▶ Do this
For each statement about the post on troubleshooting PLE, answer yes or no and quote the words from the post that decide it: (a) The server has 16 gigs of memory, of which 12 gigs are allocated to the SQL Server instance; (b) The ideal PLE value for the instance works out to 300 seconds; (c) During monitoring, the PLE value stayed above 200.

▶ Provided text
## BEGIN

SQLServerWiki

“The Only Thing That Is Constant Is Change”

Troubleshooting PLE issue:

Posted by database-wiki on April 11, 2016

Problem Description:
===================
We have observed that SQL Server PLE value has hit all-time record low in one of our environment.

Analysis:
========
Currently we have 16 gigs of memory in the server out of which 12 gigs has been allocated to SQL Server instance.

This is not to say that the instance is under memory pressure. If that’s the case, you will see the below error in the SQL Server error log and it’s a critical issue that needs immediate attention.

“A significant part of sql server process memory has been paged out. This may result in a performance degradation. Duration: 0 seconds. Working set (KB): 1086400, committed (KB): 2160928, memory utilization: 50%.”

During the above scenario an activity called workset trimming happens. Where windows signals SQL Server memory to move the pages in buffer pool to the windows page file. This scenario happens as a result of memory contention faced by entire server due to SQL and workset trimming hugely degrades the SQL performance.

As far as PLE issue, SQL Server instance has started to suffocate due to the shortage of contiguous memory in the buffer pool for optimal memory management.

PLE value is generally calculated using the below formula.

PLE = (DataCacheSizeInGB/4GB * 300 seconds)

so the value should ideally be (12GB/4GB) X300 = 900 seconds.

Below query give you the PLE value for the instance.

SELECT [object_name],
[counter_name],
[cntr_value]
FROM sys.dm_os_performance_counters
WHERE [object_name] LIKE ‘%Manager%’
AND [counter_name] = ‘Page life expectancy’

After monitoring the instance for some time, this value vacillates between 5, and as high as 200.

## END

▶ Listing
## BEGIN

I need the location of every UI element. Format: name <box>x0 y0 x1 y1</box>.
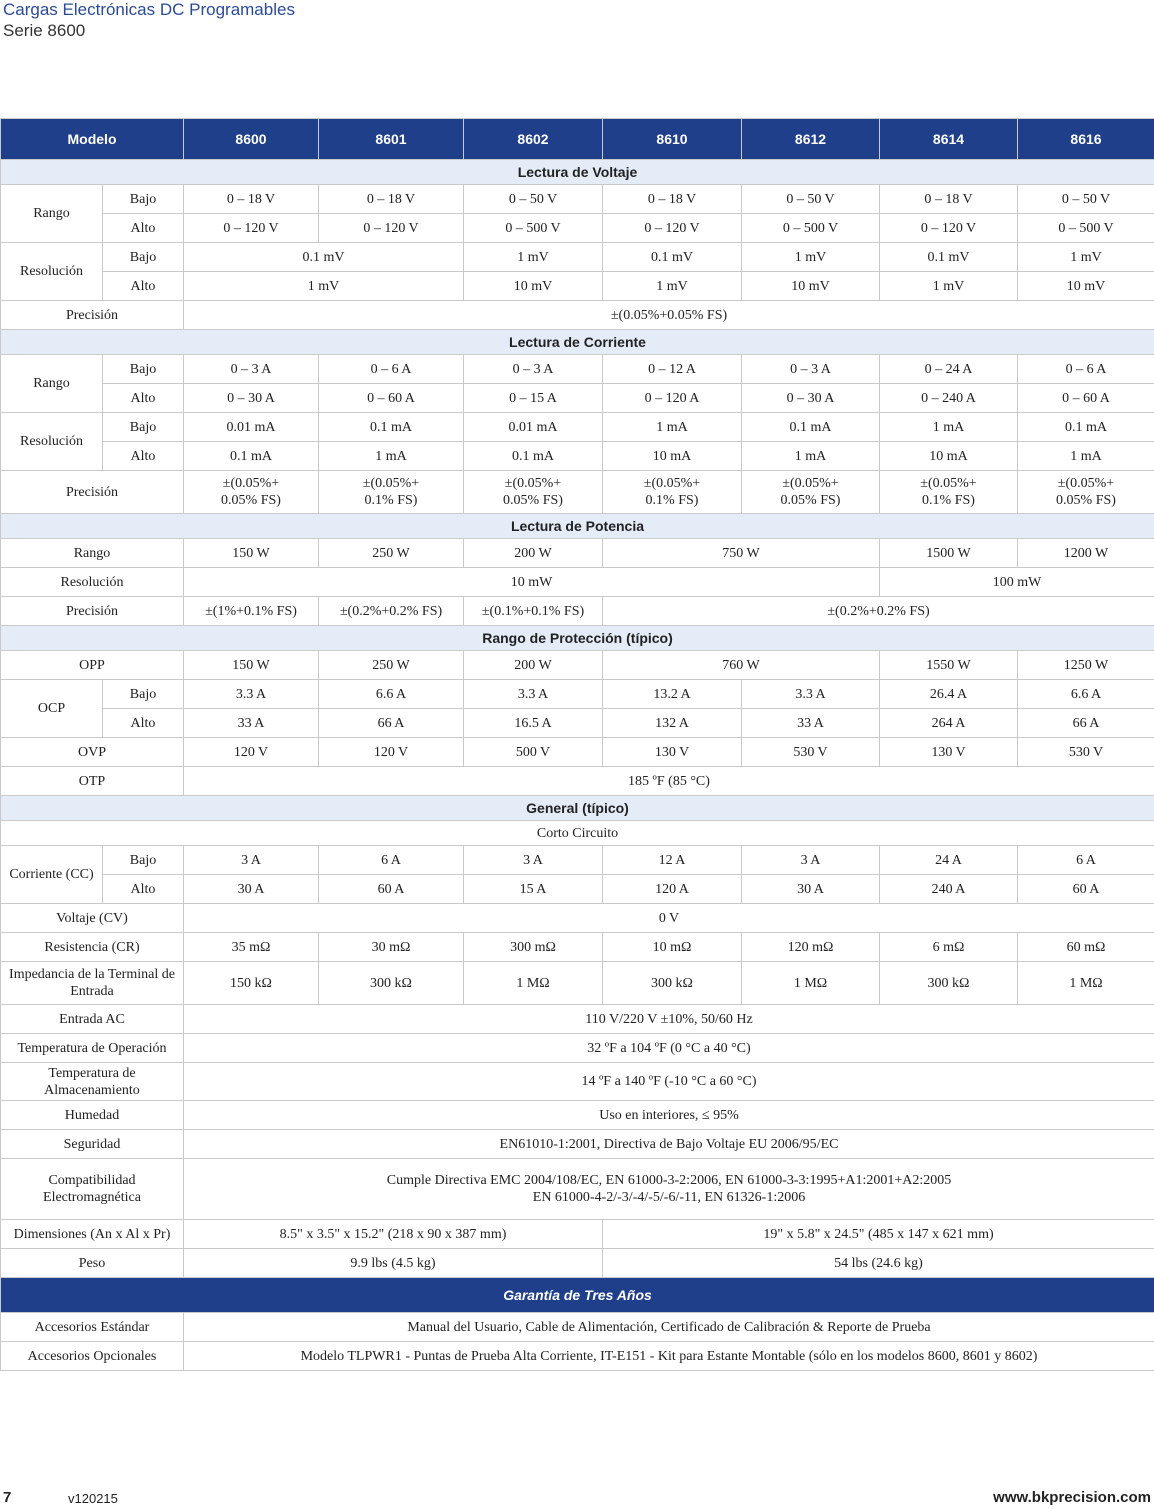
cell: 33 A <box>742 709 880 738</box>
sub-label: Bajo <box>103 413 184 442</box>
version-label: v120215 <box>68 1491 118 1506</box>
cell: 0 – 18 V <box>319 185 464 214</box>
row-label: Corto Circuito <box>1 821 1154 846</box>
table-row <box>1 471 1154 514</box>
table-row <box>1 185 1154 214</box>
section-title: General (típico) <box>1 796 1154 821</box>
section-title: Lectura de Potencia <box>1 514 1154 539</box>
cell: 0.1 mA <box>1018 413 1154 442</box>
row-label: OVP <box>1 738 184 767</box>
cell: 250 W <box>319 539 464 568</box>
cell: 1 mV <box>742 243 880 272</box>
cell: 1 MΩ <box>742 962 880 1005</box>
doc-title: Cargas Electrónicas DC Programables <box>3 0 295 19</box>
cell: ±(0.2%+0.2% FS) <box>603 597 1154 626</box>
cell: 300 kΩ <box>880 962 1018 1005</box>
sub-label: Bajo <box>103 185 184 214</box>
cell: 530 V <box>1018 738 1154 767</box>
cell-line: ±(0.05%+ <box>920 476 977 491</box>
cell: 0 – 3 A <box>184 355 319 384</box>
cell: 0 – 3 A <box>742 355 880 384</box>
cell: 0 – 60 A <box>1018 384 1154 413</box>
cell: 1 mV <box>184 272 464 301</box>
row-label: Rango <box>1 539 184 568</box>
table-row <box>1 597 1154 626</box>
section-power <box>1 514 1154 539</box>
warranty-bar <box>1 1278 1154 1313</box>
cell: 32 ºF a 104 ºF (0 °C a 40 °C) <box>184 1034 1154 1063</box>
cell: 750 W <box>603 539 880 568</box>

## END

▶ Answer to the task
(a) Yes: "Currently we have 16 gigs of memory in the server out of which 12 gigs has been allocated to SQL Server instance."
(b) No: "so the value should ideally be (12GB/4GB) X300 = 900 seconds."
(c) No: "this value vacillates between 5, and as high as 200."